The task
Reproduce the material exactly, omitting nothing.

─── Data supplied ───

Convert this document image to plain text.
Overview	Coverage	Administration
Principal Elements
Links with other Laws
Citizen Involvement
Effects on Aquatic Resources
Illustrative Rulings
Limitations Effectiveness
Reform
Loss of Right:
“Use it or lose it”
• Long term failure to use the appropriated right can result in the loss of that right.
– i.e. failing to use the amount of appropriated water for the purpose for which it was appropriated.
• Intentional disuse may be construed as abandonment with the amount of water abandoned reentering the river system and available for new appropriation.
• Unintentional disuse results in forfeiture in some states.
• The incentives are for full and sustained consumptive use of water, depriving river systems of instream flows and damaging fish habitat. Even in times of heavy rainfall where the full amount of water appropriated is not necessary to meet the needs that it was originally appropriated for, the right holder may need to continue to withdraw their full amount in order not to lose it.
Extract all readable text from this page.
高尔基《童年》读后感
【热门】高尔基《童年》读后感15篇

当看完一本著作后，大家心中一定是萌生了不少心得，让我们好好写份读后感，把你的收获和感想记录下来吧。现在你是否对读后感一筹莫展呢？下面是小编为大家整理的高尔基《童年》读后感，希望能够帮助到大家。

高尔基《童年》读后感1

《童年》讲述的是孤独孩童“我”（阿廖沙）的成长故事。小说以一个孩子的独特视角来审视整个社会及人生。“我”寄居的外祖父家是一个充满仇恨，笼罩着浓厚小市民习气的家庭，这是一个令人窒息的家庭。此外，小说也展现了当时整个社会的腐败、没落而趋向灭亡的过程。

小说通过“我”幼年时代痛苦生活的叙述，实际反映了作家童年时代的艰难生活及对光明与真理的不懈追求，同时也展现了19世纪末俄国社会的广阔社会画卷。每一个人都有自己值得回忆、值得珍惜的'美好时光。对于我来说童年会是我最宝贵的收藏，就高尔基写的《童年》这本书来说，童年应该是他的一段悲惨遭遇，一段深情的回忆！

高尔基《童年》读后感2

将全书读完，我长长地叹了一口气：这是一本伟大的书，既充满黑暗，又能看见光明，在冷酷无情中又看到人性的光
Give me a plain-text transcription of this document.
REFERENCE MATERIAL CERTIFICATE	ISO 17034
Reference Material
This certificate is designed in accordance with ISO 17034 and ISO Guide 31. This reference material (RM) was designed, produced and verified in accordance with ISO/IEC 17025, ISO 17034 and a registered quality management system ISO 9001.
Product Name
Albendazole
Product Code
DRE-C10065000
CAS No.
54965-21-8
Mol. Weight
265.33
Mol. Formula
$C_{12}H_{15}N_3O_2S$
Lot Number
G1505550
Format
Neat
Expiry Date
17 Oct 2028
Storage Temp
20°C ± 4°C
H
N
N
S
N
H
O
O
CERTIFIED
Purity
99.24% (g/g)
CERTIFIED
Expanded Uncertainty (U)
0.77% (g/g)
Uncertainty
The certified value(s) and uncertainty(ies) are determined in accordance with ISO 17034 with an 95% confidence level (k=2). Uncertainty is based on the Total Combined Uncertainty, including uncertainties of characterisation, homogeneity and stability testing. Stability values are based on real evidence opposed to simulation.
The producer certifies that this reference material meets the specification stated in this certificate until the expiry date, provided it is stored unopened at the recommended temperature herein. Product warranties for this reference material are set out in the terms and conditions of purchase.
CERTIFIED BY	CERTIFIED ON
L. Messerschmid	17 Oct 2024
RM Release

───

Exercise response
Convert this document image to plain text.
Overview	Coverage	Administration
Principal Elements
Links with other Laws
Citizen Involvement
Effects on Aquatic Resources
Illustrative Rulings
Limitations Effectiveness
Reform
Loss of Right:
“Use it or lose it”
• Long term failure to use the appropriated right can result in the loss of that right.
– i.e. failing to use the amount of appropriated water for the purpose for which it was appropriated.
• Intentional disuse may be construed as abandonment with the amount of water abandoned reentering the river system and available for new appropriation.
• Unintentional disuse results in forfeiture in some states.
• The incentives are for full and sustained consumptive use of water, depriving river systems of instream flows and damaging fish habitat. Even in times of heavy rainfall where the full amount of water appropriated is not necessary to meet the needs that it was originally appropriated for, the right holder may need to continue to withdraw their full amount in order not to lose it.
Extract all readable text from this page.
高尔基《童年》读后感
【热门】高尔基《童年》读后感15篇

当看完一本著作后，大家心中一定是萌生了不少心得，让我们好好写份读后感，把你的收获和感想记录下来吧。现在你是否对读后感一筹莫展呢？下面是小编为大家整理的高尔基《童年》读后感，希望能够帮助到大家。

高尔基《童年》读后感1

《童年》讲述的是孤独孩童“我”（阿廖沙）的成长故事。小说以一个孩子的独特视角来审视整个社会及人生。“我”寄居的外祖父家是一个充满仇恨，笼罩着浓厚小市民习气的家庭，这是一个令人窒息的家庭。此外，小说也展现了当时整个社会的腐败、没落而趋向灭亡的过程。

小说通过“我”幼年时代痛苦生活的叙述，实际反映了作家童年时代的艰难生活及对光明与真理的不懈追求，同时也展现了19世纪末俄国社会的广阔社会画卷。每一个人都有自己值得回忆、值得珍惜的'美好时光。对于我来说童年会是我最宝贵的收藏，就高尔基写的《童年》这本书来说，童年应该是他的一段悲惨遭遇，一段深情的回忆！

高尔基《童年》读后感2

将全书读完，我长长地叹了一口气：这是一本伟大的书，既充满黑暗，又能看见光明，在冷酷无情中又看到人性的光
Give me a plain-text transcription of this document.
REFERENCE MATERIAL CERTIFICATE	ISO 17034
Reference Material
This certificate is designed in accordance with ISO 17034 and ISO Guide 31. This reference material (RM) was designed, produced and verified in accordance with ISO/IEC 17025, ISO 17034 and a registered quality management system ISO 9001.
Product Name
Albendazole
Product Code
DRE-C10065000
CAS No.
54965-21-8
Mol. Weight
265.33
Mol. Formula
$C_{12}H_{15}N_3O_2S$
Lot Number
G1505550
Format
Neat
Expiry Date
17 Oct 2028
Storage Temp
20°C ± 4°C
H
N
N
S
N
H
O
O
CERTIFIED
Purity
99.24% (g/g)
CERTIFIED
Expanded Uncertainty (U)
0.77% (g/g)
Uncertainty
The certified value(s) and uncertainty(ies) are determined in accordance with ISO 17034 with an 95% confidence level (k=2). Uncertainty is based on the Total Combined Uncertainty, including uncertainties of characterisation, homogeneity and stability testing. Stability values are based on real evidence opposed to simulation.
The producer certifies that this reference material meets the specification stated in this certificate until the expiry date, provided it is stored unopened at the recommended temperature herein. Product warranties for this reference material are set out in the terms and conditions of purchase.
CERTIFIED BY	CERTIFIED ON
L. Messerschmid	17 Oct 2024
RM Release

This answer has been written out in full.